### [What the task asks]
Copy out every line that contains the word "LISTADO".

# start of Listed records

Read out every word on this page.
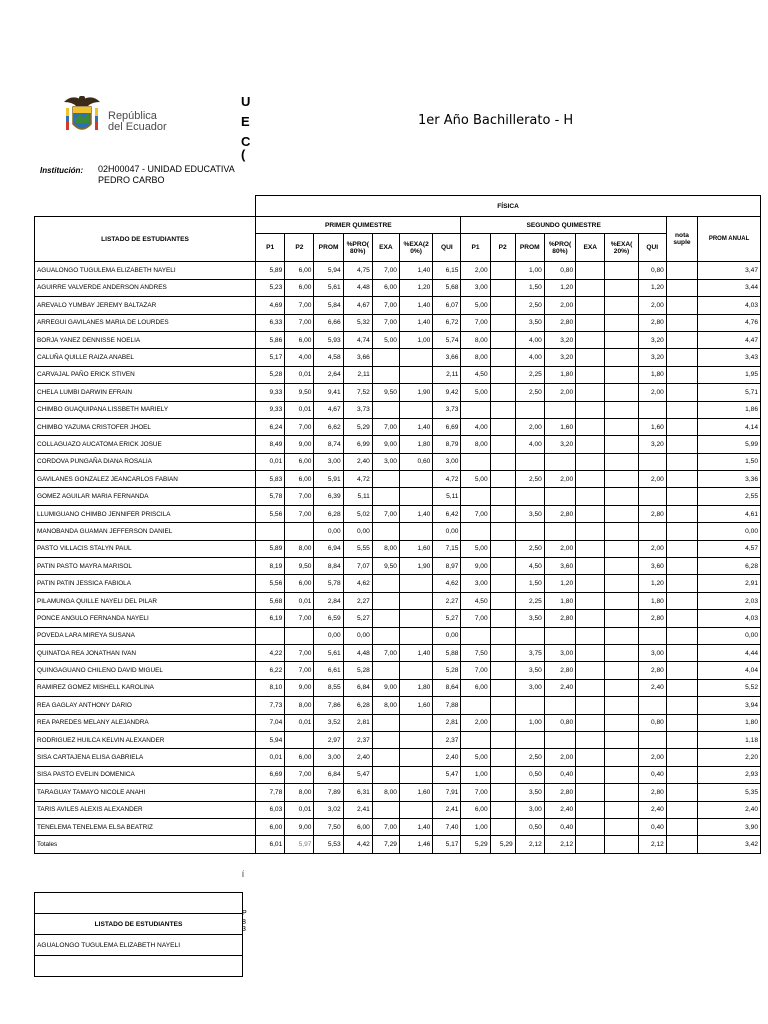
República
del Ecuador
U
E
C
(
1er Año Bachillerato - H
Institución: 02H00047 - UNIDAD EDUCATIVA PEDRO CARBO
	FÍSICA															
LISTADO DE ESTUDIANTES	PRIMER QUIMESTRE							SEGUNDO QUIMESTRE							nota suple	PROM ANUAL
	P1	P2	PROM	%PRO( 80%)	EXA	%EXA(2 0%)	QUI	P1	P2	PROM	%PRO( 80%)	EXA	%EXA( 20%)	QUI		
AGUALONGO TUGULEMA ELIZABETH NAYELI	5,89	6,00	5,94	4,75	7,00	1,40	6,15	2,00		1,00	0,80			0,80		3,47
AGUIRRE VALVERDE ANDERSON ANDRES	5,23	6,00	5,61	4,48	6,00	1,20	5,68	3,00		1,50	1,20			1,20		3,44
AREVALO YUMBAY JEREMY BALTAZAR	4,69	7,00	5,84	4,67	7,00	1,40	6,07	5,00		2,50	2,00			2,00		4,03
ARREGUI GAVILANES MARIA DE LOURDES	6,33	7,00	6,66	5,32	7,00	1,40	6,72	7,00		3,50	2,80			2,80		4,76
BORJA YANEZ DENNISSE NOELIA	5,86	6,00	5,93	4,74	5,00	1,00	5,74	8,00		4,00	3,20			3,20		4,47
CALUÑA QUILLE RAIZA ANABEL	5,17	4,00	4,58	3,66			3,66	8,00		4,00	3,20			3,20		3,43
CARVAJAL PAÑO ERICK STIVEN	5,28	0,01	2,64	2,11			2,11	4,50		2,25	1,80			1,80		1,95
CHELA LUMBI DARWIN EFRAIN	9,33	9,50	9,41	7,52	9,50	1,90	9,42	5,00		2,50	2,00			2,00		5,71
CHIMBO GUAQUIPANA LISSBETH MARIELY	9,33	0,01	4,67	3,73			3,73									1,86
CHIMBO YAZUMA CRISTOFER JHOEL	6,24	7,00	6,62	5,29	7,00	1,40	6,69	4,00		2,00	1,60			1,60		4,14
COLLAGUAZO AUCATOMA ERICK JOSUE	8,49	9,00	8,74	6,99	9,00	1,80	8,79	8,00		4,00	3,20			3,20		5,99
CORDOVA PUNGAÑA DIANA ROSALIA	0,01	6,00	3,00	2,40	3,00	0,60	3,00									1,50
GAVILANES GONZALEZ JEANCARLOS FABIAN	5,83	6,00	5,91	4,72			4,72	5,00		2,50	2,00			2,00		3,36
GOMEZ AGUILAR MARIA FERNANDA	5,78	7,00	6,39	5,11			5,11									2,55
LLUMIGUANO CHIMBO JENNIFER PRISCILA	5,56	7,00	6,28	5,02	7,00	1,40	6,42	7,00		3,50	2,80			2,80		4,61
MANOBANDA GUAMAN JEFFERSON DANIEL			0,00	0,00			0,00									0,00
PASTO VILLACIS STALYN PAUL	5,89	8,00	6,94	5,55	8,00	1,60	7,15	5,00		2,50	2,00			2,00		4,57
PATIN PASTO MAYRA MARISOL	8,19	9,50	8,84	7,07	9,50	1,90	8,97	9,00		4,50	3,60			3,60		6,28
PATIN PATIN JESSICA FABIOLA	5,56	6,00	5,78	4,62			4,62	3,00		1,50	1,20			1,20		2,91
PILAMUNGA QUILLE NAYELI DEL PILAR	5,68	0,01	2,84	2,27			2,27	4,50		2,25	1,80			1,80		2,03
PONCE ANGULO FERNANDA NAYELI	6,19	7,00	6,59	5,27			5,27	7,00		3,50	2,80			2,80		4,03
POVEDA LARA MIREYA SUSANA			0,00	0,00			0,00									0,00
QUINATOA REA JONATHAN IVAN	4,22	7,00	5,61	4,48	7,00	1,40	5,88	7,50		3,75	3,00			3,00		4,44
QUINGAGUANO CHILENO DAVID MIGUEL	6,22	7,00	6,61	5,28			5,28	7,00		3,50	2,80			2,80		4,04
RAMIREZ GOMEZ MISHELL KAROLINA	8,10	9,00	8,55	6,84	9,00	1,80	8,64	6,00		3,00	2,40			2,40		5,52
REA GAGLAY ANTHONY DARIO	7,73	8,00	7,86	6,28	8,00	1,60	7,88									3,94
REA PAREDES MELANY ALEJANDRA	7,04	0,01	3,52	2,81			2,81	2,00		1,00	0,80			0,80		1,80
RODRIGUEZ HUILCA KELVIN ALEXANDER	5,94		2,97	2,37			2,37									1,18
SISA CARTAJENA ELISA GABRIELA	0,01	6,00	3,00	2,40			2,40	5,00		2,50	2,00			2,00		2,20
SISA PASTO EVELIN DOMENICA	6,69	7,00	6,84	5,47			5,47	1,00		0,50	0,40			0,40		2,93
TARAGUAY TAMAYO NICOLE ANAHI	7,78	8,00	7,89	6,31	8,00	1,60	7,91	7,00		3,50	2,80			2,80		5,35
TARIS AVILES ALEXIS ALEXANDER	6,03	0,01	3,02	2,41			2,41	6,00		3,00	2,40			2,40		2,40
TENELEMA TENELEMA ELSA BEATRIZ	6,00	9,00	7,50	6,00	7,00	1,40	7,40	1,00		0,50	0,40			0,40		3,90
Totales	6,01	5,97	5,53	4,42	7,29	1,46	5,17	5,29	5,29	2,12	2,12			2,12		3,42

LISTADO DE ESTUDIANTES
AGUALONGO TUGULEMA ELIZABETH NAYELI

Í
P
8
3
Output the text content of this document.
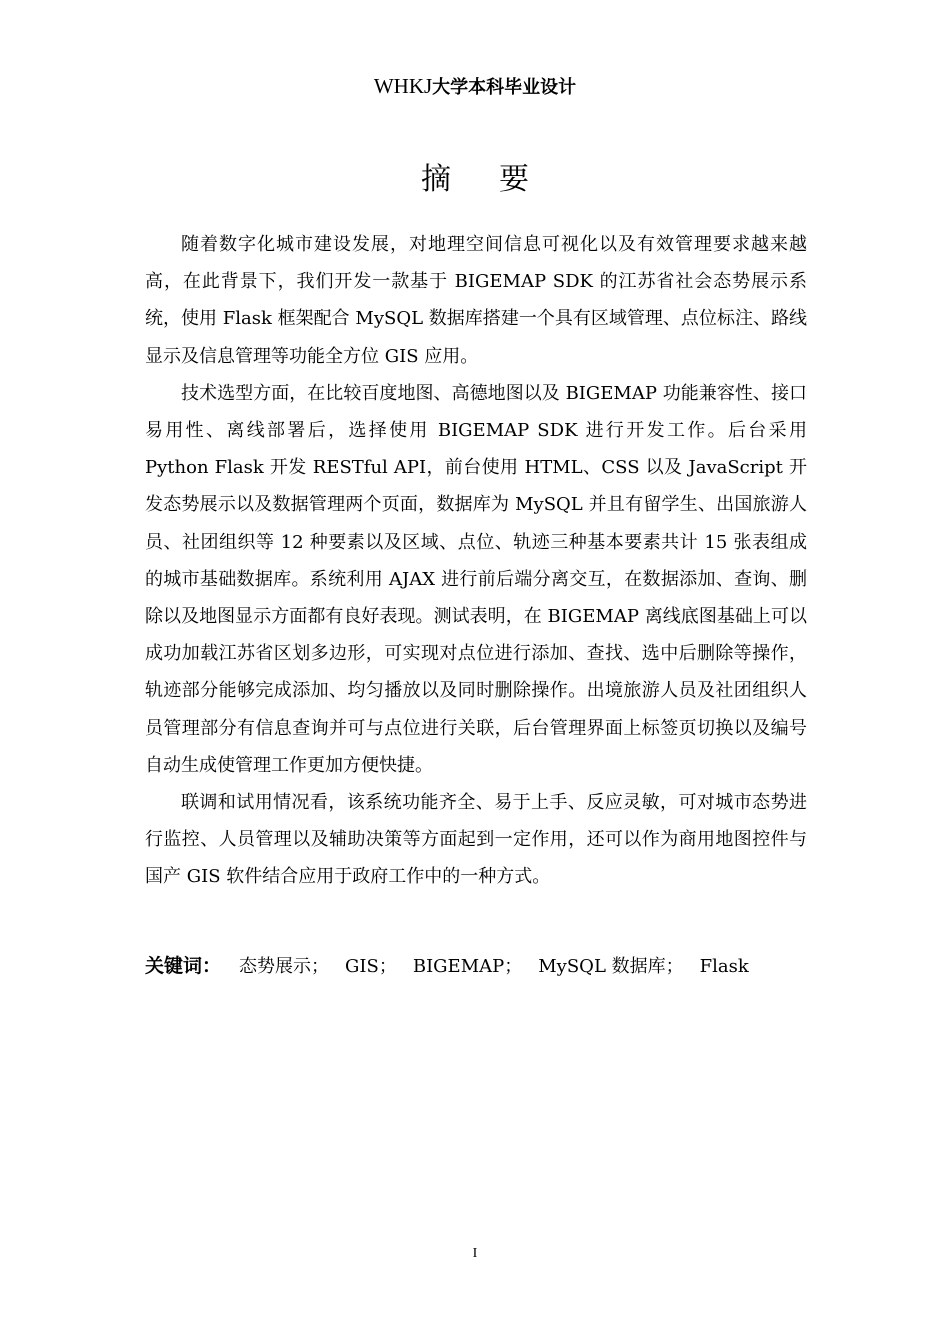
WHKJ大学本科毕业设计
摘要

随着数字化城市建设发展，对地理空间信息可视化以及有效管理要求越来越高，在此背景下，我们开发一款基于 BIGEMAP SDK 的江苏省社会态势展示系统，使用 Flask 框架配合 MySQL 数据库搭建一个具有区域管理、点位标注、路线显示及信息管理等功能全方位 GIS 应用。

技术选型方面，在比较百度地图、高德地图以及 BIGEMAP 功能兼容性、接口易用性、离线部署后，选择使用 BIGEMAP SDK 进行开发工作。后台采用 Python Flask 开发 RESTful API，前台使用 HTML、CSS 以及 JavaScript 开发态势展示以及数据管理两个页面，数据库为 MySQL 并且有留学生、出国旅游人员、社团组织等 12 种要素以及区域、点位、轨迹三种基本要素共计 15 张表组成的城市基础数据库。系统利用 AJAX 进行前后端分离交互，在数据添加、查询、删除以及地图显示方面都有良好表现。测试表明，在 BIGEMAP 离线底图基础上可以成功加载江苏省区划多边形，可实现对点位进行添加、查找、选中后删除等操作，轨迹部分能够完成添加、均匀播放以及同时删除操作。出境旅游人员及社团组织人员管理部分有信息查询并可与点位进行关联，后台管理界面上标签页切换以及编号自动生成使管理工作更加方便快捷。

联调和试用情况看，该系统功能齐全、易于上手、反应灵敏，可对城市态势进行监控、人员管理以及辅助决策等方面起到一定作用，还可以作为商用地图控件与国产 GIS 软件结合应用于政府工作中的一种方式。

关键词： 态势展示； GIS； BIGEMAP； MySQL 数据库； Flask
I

# end of Listed records

### [Solution to this task]
LISTADO DE ESTUDIANTES	PRIMER QUIMESTRE							SEGUNDO QUIMESTRE							nota suple	PROM ANUAL
LISTADO DE ESTUDIANTES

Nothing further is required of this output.